• _Data rows_
================================
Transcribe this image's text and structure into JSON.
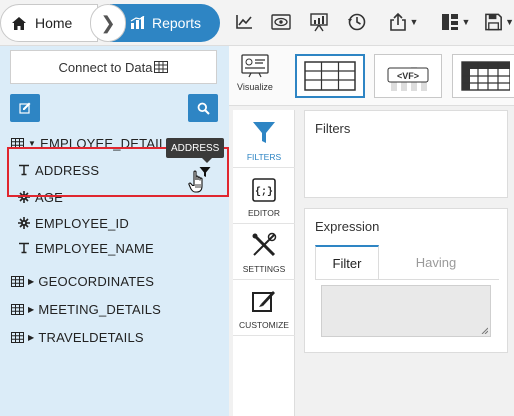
{
  "breadcrumb": {
    "home_label": "Home",
    "separator": "❯",
    "reports_label": "Reports"
  },
  "toolbar": {
    "icons": [
      "line-chart-icon",
      "preview-eye-icon",
      "presentation-icon",
      "history-icon",
      "export-icon",
      "layout-icon",
      "save-icon"
    ]
  },
  "left_panel": {
    "connect_label": "Connect to Data",
    "edit_icon": "edit-icon",
    "search_icon": "search-icon",
    "tables": [
      {
        "name": "EMPLOYEE_DETAILS",
        "expanded": true,
        "fields": [
          {
            "name": "ADDRESS",
            "type": "text"
          },
          {
            "name": "AGE",
            "type": "numeric"
          },
          {
            "name": "EMPLOYEE_ID",
            "type": "numeric"
          },
          {
            "name": "EMPLOYEE_NAME",
            "type": "text"
          }
        ]
      },
      {
        "name": "GEOCORDINATES",
        "expanded": false
      },
      {
        "name": "MEETING_DETAILS",
        "expanded": false
      },
      {
        "name": "TRAVELDETAILS",
        "expanded": false
      }
    ],
    "tooltip": "ADDRESS"
  },
  "viz_bar": {
    "visualize_label": "Visualize",
    "vf_label": "<VF>"
  },
  "side_tabs": [
    {
      "label": "FILTERS",
      "icon": "funnel-icon",
      "active": true
    },
    {
      "label": "EDITOR",
      "icon": "code-braces-icon",
      "active": false
    },
    {
      "label": "SETTINGS",
      "icon": "tools-icon",
      "active": false
    },
    {
      "label": "CUSTOMIZE",
      "icon": "customize-brush-icon",
      "active": false
    }
  ],
  "filters_panel": {
    "title": "Filters"
  },
  "expression_panel": {
    "title": "Expression",
    "tabs": [
      "Filter",
      "Having"
    ],
    "active_tab": "Filter",
    "value": ""
  },
  "colors": {
    "accent": "#2e85c4",
    "left_bg": "#dbecf8",
    "highlight": "#e0262f",
    "tooltip_bg": "#3a3a3a"
  }
}
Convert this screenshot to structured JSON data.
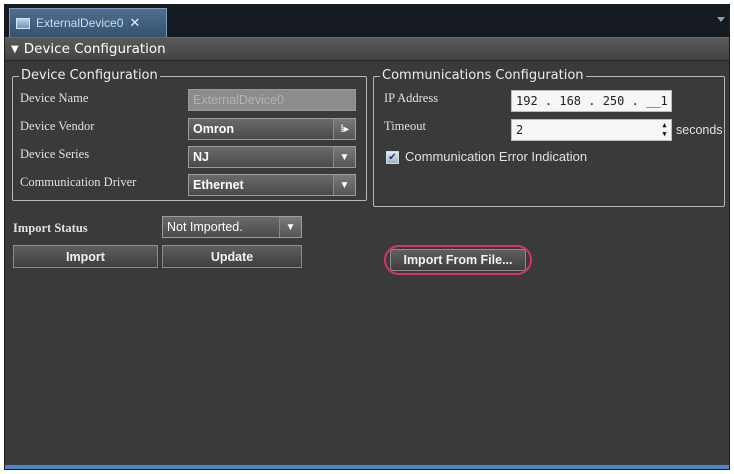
{
  "tab": {
    "label": "ExternalDevice0",
    "close_glyph": "✕"
  },
  "section": {
    "collapse_glyph": "▼",
    "title": "Device Configuration"
  },
  "device_config": {
    "title": "Device Configuration",
    "device_name": {
      "label": "Device Name",
      "value": "ExternalDevice0"
    },
    "device_vendor": {
      "label": "Device Vendor",
      "value": "Omron",
      "button_glyph": "⁞▸"
    },
    "device_series": {
      "label": "Device Series",
      "value": "NJ",
      "button_glyph": "▼"
    },
    "comm_driver": {
      "label": "Communication Driver",
      "value": "Ethernet",
      "button_glyph": "▼"
    }
  },
  "comm_config": {
    "title": "Communications Configuration",
    "ip_address": {
      "label": "IP Address",
      "value": "192 . 168 . 250 . __1"
    },
    "timeout": {
      "label": "Timeout",
      "value": "2",
      "unit": "seconds",
      "spin_up": "▲",
      "spin_down": "▼"
    },
    "comm_error": {
      "label": "Communication Error Indication",
      "checked": true,
      "check_glyph": "✔"
    }
  },
  "import_status": {
    "label": "Import Status",
    "value": "Not Imported.",
    "button_glyph": "▼"
  },
  "buttons": {
    "import": "Import",
    "update": "Update",
    "import_from_file": "Import From File..."
  },
  "colors": {
    "panel_bg": "#3a3a3a",
    "tab_active": "#4f6f8e",
    "highlight": "#d5336a",
    "accent_bar": "#4a86c6"
  }
}
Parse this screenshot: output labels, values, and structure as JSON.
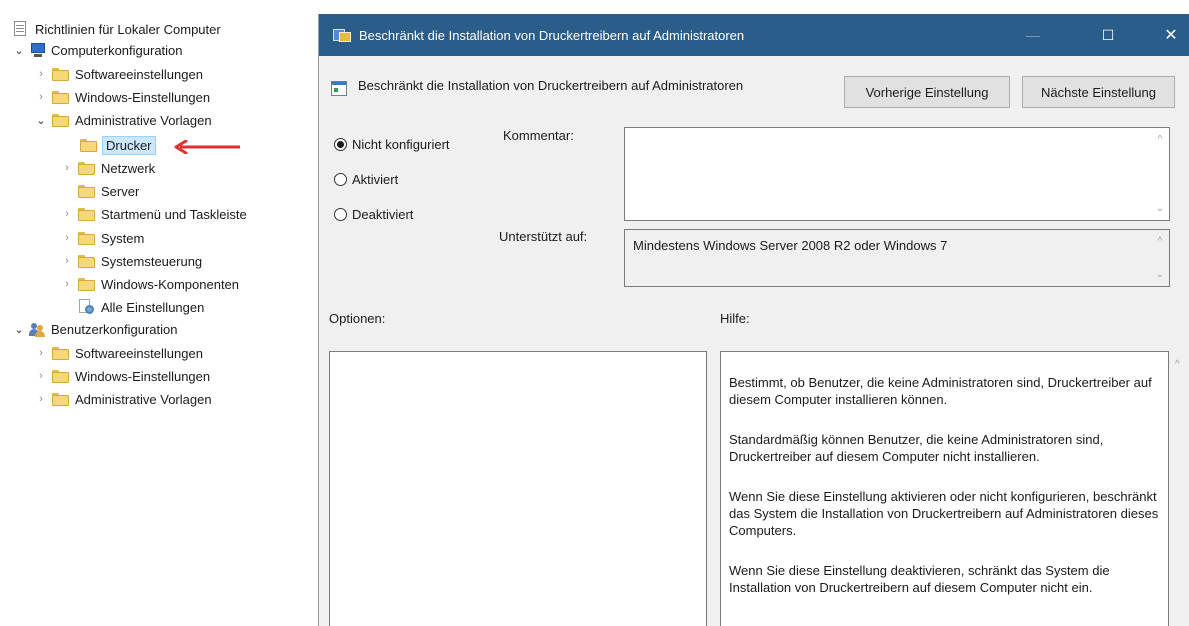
{
  "tree": {
    "root": "Richtlinien für Lokaler Computer",
    "computer_config": "Computerkonfiguration",
    "computer_children": [
      "Softwareeinstellungen",
      "Windows-Einstellungen",
      "Administrative Vorlagen"
    ],
    "admin_children": [
      "Drucker",
      "Netzwerk",
      "Server",
      "Startmenü und Taskleiste",
      "System",
      "Systemsteuerung",
      "Windows-Komponenten",
      "Alle Einstellungen"
    ],
    "user_config": "Benutzerkonfiguration",
    "user_children": [
      "Softwareeinstellungen",
      "Windows-Einstellungen",
      "Administrative Vorlagen"
    ]
  },
  "dialog": {
    "title": "Beschränkt die Installation von Druckertreibern auf Administratoren",
    "window_controls": {
      "minimize": "—",
      "maximize": "☐",
      "close": "✕"
    },
    "header_text": "Beschränkt die Installation von Druckertreibern auf Administratoren",
    "prev_button": "Vorherige Einstellung",
    "next_button": "Nächste Einstellung",
    "radios": {
      "not_configured": "Nicht konfiguriert",
      "enabled": "Aktiviert",
      "disabled": "Deaktiviert"
    },
    "selected_radio": "not_configured",
    "comment_label": "Kommentar:",
    "comment_value": "",
    "supported_label": "Unterstützt auf:",
    "supported_value": "Mindestens Windows Server 2008 R2 oder Windows 7",
    "options_label": "Optionen:",
    "help_label": "Hilfe:",
    "help_paragraphs": [
      "Bestimmt, ob Benutzer, die keine Administratoren sind, Druckertreiber auf diesem Computer installieren können.",
      "Standardmäßig können Benutzer, die keine Administratoren sind, Druckertreiber auf diesem Computer nicht installieren.",
      "Wenn Sie diese Einstellung aktivieren oder nicht konfigurieren, beschränkt das System die Installation von Druckertreibern auf Administratoren dieses Computers.",
      "Wenn Sie diese Einstellung deaktivieren, schränkt das System die Installation von Druckertreibern auf diesem Computer nicht ein."
    ]
  },
  "colors": {
    "titlebar": "#2a5d8a",
    "annotation_arrow": "#e03030",
    "selection": "#cce8ff"
  }
}
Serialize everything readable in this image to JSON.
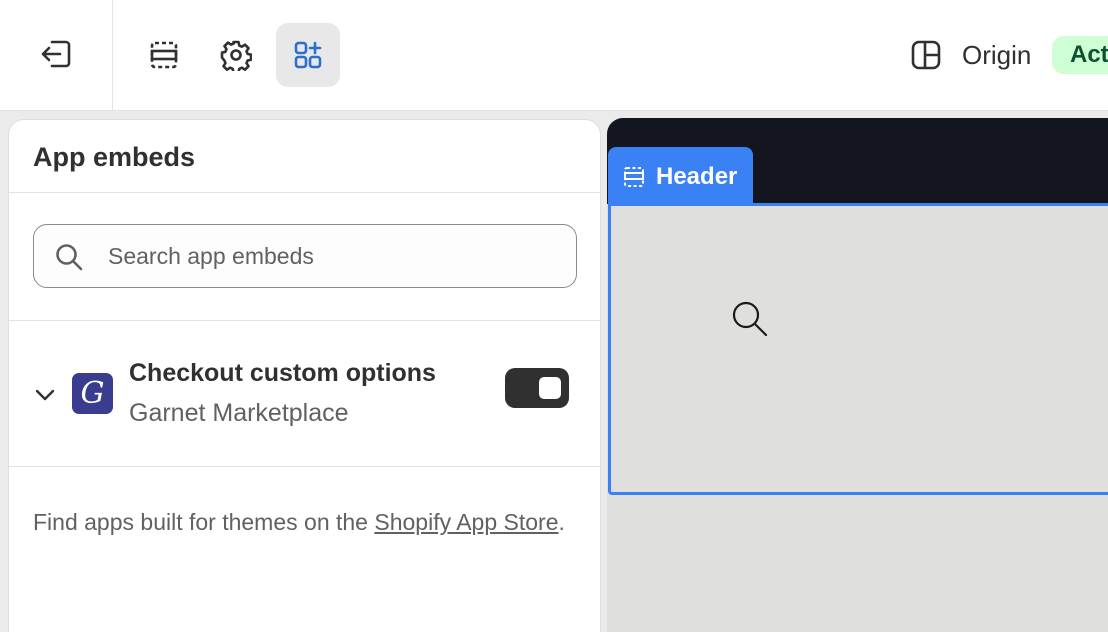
{
  "topbar": {
    "exit_icon": "exit-icon",
    "sections_icon": "sections-icon",
    "settings_icon": "gear-icon",
    "apps_icon": "apps-icon",
    "template_icon": "layout-icon",
    "template_label": "Origin",
    "status_badge": "Active"
  },
  "panel": {
    "title": "App embeds",
    "search": {
      "placeholder": "Search app embeds",
      "value": ""
    },
    "embeds": [
      {
        "name": "Checkout custom options",
        "vendor": "Garnet Marketplace",
        "logo_letter": "G",
        "logo_color": "#3a3d8f",
        "enabled": true
      }
    ],
    "footer": {
      "text_before": "Find apps built for themes on the ",
      "link_text": "Shopify App Store",
      "text_after": "."
    }
  },
  "preview": {
    "section_tag": "Header",
    "accent_color": "#3b81f6"
  }
}
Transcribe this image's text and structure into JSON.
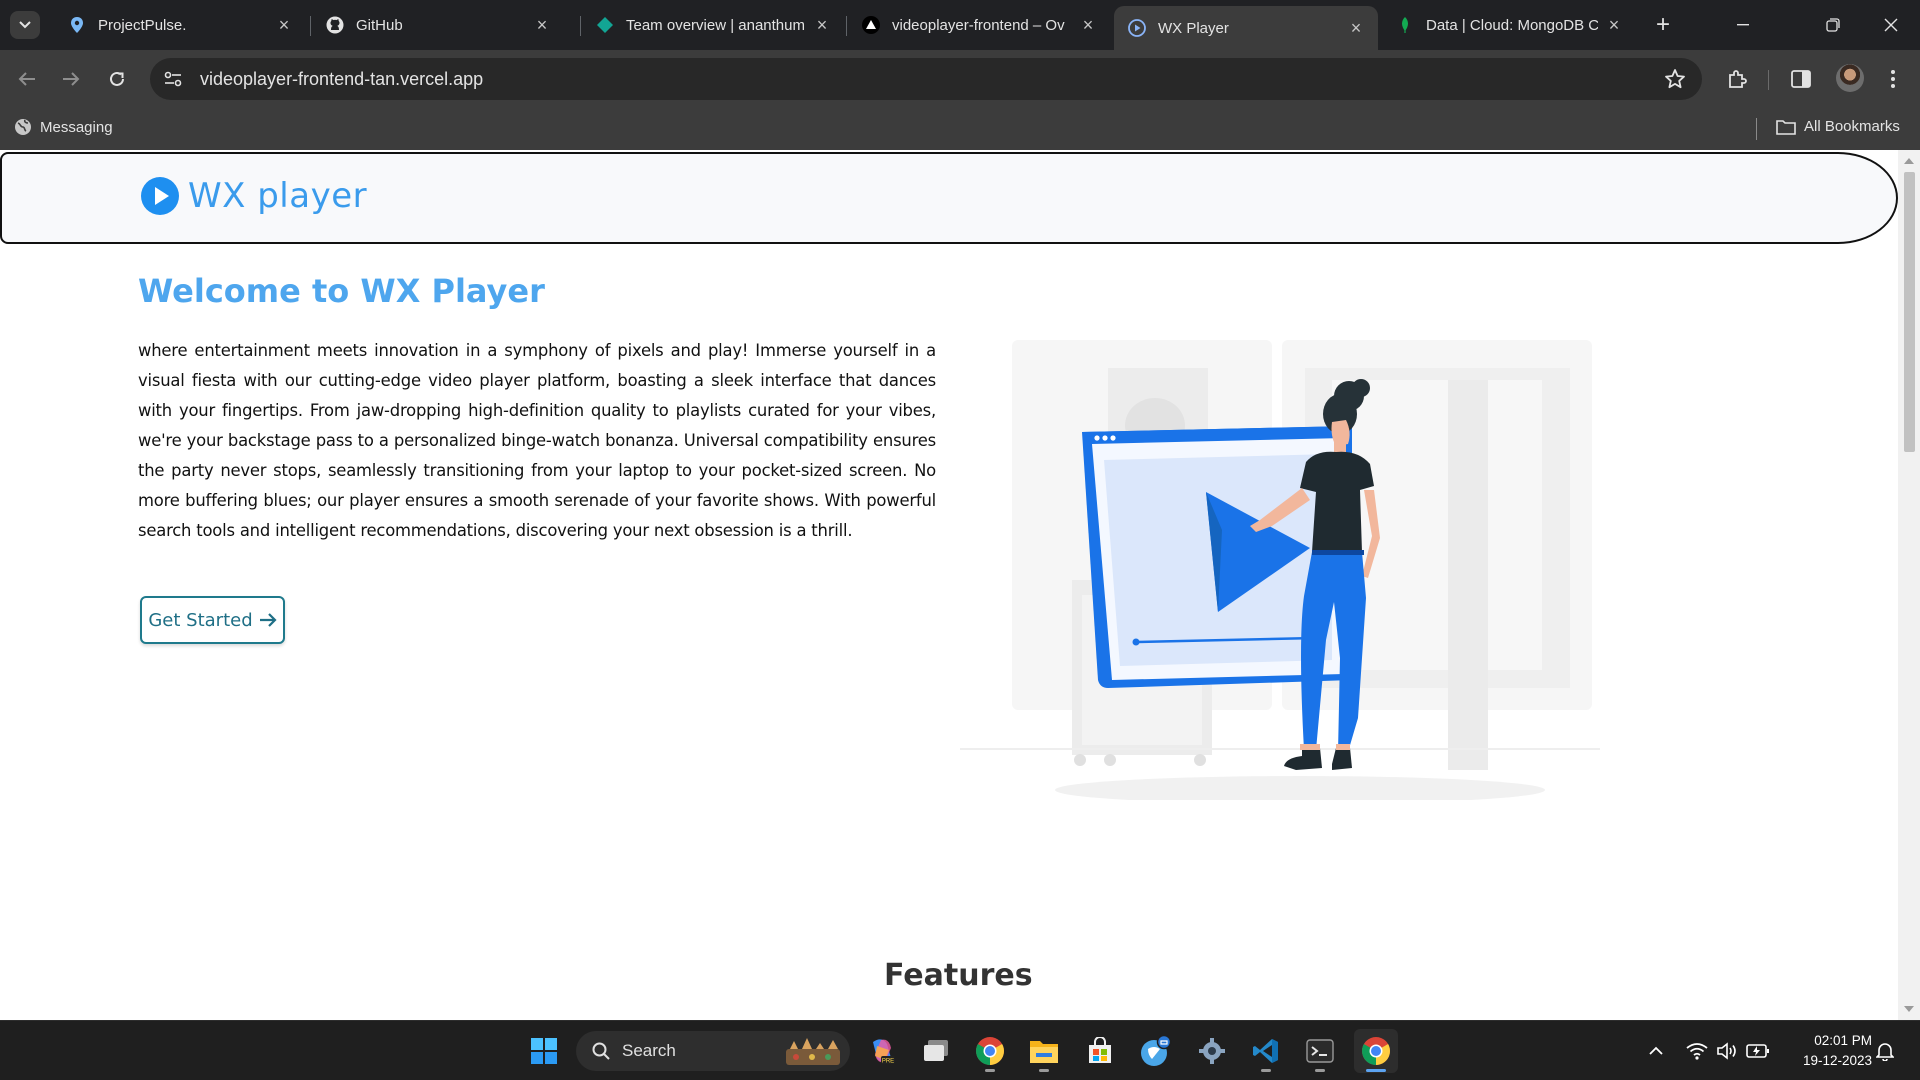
{
  "browser": {
    "tabs": [
      {
        "title": "ProjectPulse.",
        "icon": "location-pin-icon"
      },
      {
        "title": "GitHub",
        "icon": "github-icon"
      },
      {
        "title": "Team overview | ananthum",
        "icon": "diamond-icon"
      },
      {
        "title": "videoplayer-frontend – Ov",
        "icon": "vercel-triangle-icon"
      },
      {
        "title": "WX Player",
        "icon": "play-circle-icon",
        "active": true
      },
      {
        "title": "Data | Cloud: MongoDB Cl",
        "icon": "mongodb-leaf-icon"
      }
    ],
    "url": "videoplayer-frontend-tan.vercel.app",
    "bookmarks": {
      "messaging": "Messaging",
      "all_bookmarks": "All Bookmarks"
    }
  },
  "page": {
    "brand": "WX player",
    "hero_title": "Welcome to WX Player",
    "hero_text": "where entertainment meets innovation in a symphony of pixels and play! Immerse yourself in a visual fiesta with our cutting-edge video player platform, boasting a sleek interface that dances with your fingertips. From jaw-dropping high-definition quality to playlists curated for your vibes, we're your backstage pass to a personalized binge-watch bonanza. Universal compatibility ensures the party never stops, seamlessly transitioning from your laptop to your pocket-sized screen. No more buffering blues; our player ensures a smooth serenade of your favorite shows. With powerful search tools and intelligent recommendations, discovering your next obsession is a thrill.",
    "cta_label": "Get Started",
    "features_title": "Features"
  },
  "taskbar": {
    "search_label": "Search",
    "time": "02:01 PM",
    "date": "19-12-2023"
  },
  "colors": {
    "brand_blue": "#3a9bec",
    "cta_teal": "#1f6f86",
    "illustration_blue": "#1a73e8"
  }
}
================================
• _What to work on_
Above are the records; copy every line in them that holds the word "embeds".

• _Task result_
    "title": "App embeds",
      "placeholder": "Search app embeds",
    "embeds": [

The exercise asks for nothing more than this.